EXCERPTED TEXT:
4. That since the field was limited, and the patronage sufficient to support only one of the two competing utilities, it had the inalienable right to engage in "cut-throat competition," and thereby to drive its competitor from the field.

We will refer to these grounds by number.

First Ground. Santa Anna Company as a competitor of Coleman Company had the legal right to enjoin disobedience of the rate ordinance. Tugwell v. Ferry Co., 74 Tex. 480, 9 S.W. 120, 13 S.W. 654; Lindsley v. Ry. Co. (Tex.Civ.App.) 200 S.W. 207; Springheld Gas Electric Co. v. City of Springfield, 292 Ill. 236, 126 N.E. 739, 18 A.L.R. 929; McQuillan Mun. Corp. (2d Ed.) § 1915.

[Element placement data]
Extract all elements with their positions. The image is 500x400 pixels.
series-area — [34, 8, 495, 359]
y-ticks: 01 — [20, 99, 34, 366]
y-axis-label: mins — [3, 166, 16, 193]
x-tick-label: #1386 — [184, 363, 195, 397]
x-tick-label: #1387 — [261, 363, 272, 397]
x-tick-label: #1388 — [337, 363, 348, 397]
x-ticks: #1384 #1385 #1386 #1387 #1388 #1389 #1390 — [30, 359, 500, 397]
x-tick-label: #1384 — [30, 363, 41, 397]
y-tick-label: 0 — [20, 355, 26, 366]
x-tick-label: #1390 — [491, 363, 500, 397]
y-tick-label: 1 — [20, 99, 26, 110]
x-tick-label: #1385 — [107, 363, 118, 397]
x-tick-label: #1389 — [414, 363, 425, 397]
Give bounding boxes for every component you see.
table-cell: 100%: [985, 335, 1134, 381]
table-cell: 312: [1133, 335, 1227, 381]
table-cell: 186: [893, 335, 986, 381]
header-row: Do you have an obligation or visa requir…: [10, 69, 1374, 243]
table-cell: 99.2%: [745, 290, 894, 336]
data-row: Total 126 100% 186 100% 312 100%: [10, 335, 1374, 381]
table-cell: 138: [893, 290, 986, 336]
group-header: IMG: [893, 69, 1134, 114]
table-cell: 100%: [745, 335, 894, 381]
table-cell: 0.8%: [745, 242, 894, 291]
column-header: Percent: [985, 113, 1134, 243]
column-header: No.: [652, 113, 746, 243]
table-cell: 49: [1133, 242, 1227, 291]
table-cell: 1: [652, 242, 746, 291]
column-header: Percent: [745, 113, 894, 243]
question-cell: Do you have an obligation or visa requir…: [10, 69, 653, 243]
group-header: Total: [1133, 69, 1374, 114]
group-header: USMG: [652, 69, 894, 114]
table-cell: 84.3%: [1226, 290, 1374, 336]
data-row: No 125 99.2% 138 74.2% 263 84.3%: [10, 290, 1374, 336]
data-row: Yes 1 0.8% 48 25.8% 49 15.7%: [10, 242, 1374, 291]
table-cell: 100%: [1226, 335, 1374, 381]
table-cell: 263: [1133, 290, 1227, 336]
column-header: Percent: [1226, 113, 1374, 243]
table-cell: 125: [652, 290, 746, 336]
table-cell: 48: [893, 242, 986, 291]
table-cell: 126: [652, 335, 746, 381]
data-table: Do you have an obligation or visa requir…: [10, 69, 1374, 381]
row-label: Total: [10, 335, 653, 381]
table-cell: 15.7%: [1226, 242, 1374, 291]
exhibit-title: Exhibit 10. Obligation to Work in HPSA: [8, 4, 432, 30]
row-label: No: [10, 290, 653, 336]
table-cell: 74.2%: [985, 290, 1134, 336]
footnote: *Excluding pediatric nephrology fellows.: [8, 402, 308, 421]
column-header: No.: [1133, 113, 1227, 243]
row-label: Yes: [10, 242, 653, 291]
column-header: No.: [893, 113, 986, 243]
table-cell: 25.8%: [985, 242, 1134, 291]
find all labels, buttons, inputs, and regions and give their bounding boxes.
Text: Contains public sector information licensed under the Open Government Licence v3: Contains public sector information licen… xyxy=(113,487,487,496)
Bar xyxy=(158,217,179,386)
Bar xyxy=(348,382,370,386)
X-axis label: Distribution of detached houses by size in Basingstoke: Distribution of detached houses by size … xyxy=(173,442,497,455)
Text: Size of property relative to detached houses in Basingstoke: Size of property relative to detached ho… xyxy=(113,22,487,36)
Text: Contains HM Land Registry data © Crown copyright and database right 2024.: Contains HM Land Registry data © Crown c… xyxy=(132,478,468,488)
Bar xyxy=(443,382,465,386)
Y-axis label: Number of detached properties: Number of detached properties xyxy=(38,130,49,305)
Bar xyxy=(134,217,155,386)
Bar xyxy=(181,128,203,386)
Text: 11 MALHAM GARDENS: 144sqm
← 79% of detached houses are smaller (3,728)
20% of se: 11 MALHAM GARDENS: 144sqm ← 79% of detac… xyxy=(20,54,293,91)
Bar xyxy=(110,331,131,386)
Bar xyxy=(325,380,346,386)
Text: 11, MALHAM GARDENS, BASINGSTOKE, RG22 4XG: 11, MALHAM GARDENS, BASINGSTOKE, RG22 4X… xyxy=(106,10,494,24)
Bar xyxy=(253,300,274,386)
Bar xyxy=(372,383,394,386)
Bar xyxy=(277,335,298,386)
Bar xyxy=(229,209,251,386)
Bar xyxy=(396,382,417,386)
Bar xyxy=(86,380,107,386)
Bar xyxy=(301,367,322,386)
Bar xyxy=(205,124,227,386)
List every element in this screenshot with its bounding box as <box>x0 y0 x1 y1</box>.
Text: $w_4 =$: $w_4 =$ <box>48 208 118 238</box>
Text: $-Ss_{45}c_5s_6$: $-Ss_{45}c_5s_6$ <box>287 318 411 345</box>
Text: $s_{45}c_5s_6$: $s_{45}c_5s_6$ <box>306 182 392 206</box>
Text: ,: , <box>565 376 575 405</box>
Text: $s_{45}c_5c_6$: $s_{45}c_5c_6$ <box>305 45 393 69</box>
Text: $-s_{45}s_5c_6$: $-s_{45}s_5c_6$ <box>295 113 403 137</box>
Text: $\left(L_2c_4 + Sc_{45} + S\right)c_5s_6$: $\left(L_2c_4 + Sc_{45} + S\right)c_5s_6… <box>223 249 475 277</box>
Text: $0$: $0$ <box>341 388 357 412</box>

JOBS:
[A] In the legal excerpt, what right does the First Ground say Santa Anna Company had as a competitor of Coleman Company?
[B] Retype the records from their first line through the line that contains "x-tick-label: #1387 — [261, 363, 272, 397]", with both ends included.

TASK SOLUTIONS:
[A] It had the legal right to enjoin disobedience of the rate ordinance.

[B]
Extract all elements with their positions. The image is 500x400 pixels.
series-area — [34, 8, 495, 359]
y-ticks: 01 — [20, 99, 34, 366]
y-axis-label: mins — [3, 166, 16, 193]
x-tick-label: #1386 — [184, 363, 195, 397]
x-tick-label: #1387 — [261, 363, 272, 397]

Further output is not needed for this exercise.